__Goal__. Search the material and gather each line with "color" in it.

__Material shown__.
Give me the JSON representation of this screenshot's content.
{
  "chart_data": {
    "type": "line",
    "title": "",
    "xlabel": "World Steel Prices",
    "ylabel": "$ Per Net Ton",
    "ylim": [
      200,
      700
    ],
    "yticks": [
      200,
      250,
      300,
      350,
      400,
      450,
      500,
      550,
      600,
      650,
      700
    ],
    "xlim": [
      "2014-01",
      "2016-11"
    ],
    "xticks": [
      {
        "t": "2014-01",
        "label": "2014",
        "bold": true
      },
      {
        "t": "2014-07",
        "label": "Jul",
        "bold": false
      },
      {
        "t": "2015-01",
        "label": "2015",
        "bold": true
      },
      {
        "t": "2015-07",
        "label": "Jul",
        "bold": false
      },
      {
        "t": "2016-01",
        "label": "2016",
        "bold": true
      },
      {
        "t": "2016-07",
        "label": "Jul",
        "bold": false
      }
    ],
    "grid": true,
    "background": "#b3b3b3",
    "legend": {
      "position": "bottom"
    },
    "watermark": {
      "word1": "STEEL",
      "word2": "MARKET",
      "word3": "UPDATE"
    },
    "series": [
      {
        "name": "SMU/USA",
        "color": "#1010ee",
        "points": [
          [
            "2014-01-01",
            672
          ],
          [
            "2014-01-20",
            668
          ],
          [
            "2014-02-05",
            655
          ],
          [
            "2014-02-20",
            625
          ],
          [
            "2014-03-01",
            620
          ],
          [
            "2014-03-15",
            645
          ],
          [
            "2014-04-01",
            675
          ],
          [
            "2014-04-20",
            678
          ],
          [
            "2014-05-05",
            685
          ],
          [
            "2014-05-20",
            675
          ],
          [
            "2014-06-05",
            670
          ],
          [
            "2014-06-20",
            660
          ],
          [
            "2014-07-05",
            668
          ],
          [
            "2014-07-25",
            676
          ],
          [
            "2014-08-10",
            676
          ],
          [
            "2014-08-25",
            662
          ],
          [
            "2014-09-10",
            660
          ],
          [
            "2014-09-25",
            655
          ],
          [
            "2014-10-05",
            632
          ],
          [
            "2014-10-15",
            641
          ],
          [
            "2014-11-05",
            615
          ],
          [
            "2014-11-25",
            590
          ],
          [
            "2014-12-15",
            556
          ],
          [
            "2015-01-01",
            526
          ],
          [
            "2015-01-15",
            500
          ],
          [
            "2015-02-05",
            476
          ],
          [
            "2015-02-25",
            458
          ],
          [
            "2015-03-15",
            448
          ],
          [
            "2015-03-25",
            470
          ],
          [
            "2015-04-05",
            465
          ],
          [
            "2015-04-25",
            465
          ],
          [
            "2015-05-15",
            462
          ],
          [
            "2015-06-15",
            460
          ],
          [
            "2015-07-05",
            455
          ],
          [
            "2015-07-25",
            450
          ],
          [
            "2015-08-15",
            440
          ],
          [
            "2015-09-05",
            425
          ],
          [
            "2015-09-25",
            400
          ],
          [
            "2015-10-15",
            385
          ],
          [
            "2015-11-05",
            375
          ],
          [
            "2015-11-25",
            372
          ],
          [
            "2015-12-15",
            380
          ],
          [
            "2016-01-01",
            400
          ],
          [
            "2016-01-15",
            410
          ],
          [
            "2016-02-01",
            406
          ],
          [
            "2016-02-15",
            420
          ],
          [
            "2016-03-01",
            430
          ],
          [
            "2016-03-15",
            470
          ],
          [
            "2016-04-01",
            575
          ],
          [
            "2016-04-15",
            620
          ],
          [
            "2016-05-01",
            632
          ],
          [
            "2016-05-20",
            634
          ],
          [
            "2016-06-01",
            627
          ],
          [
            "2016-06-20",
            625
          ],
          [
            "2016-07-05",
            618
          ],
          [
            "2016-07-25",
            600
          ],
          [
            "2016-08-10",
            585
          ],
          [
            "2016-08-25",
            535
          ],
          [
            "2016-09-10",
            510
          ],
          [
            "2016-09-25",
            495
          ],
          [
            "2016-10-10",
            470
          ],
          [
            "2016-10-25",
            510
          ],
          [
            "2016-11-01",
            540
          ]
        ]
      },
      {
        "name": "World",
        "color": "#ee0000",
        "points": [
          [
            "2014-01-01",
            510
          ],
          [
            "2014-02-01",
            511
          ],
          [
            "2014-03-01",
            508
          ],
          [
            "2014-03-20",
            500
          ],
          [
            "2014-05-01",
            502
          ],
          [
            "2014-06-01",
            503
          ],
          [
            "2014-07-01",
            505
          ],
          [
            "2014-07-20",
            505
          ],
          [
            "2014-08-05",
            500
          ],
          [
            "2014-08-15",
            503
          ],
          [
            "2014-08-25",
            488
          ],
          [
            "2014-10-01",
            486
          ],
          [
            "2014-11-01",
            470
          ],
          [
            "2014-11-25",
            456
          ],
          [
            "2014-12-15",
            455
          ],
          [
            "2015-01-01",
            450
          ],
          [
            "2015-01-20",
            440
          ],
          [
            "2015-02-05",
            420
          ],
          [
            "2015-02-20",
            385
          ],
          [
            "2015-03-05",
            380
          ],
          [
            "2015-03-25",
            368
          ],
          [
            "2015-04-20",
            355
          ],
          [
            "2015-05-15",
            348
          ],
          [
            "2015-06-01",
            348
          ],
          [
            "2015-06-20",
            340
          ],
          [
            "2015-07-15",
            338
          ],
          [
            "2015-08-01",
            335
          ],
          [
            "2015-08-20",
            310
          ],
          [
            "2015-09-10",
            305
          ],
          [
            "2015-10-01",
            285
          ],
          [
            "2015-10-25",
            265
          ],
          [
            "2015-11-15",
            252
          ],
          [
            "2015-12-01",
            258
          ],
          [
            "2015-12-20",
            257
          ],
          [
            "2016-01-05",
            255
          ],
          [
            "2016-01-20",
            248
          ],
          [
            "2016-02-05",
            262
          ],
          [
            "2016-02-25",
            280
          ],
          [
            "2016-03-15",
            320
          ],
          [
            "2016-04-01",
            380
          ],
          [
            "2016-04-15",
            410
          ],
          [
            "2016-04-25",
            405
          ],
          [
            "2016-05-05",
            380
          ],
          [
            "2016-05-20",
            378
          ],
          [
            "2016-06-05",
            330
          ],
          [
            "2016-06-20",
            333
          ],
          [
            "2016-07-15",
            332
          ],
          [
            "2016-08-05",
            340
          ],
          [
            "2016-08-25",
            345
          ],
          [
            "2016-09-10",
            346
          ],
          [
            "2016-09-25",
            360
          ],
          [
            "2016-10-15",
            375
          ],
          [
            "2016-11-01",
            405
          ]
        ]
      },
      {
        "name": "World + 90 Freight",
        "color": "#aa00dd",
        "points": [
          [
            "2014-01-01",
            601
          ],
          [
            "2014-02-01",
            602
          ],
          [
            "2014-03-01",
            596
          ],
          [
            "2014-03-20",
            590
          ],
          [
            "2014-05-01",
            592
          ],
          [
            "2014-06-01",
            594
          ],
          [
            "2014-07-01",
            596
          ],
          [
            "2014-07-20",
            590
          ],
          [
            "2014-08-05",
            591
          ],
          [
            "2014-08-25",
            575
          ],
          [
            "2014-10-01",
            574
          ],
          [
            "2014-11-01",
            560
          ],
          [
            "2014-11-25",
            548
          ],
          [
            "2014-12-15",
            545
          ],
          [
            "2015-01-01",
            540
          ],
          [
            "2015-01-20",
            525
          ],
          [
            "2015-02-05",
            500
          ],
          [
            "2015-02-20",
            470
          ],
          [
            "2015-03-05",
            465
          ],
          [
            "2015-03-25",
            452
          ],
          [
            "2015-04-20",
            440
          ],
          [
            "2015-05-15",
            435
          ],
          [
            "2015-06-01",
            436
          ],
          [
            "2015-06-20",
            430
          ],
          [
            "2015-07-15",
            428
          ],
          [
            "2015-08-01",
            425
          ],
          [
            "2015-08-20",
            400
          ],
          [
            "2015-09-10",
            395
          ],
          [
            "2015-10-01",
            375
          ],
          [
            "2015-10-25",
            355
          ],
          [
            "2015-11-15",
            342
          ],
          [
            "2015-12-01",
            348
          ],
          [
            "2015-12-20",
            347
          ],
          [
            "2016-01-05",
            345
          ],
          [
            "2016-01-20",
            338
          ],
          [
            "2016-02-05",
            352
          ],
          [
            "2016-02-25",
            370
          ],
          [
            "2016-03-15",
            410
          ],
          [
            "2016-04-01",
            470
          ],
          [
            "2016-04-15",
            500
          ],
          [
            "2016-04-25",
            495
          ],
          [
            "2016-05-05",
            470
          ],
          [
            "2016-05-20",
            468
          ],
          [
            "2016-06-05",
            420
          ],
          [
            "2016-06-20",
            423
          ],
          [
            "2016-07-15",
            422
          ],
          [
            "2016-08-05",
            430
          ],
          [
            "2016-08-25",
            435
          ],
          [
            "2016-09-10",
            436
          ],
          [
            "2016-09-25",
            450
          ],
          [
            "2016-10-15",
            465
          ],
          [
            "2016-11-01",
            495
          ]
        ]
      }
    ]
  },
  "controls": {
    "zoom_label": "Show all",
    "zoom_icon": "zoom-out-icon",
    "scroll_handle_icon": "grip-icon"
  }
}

__Full response__.
        "color": "#1010ee",
        "color": "#ee0000",
        "color": "#aa00dd",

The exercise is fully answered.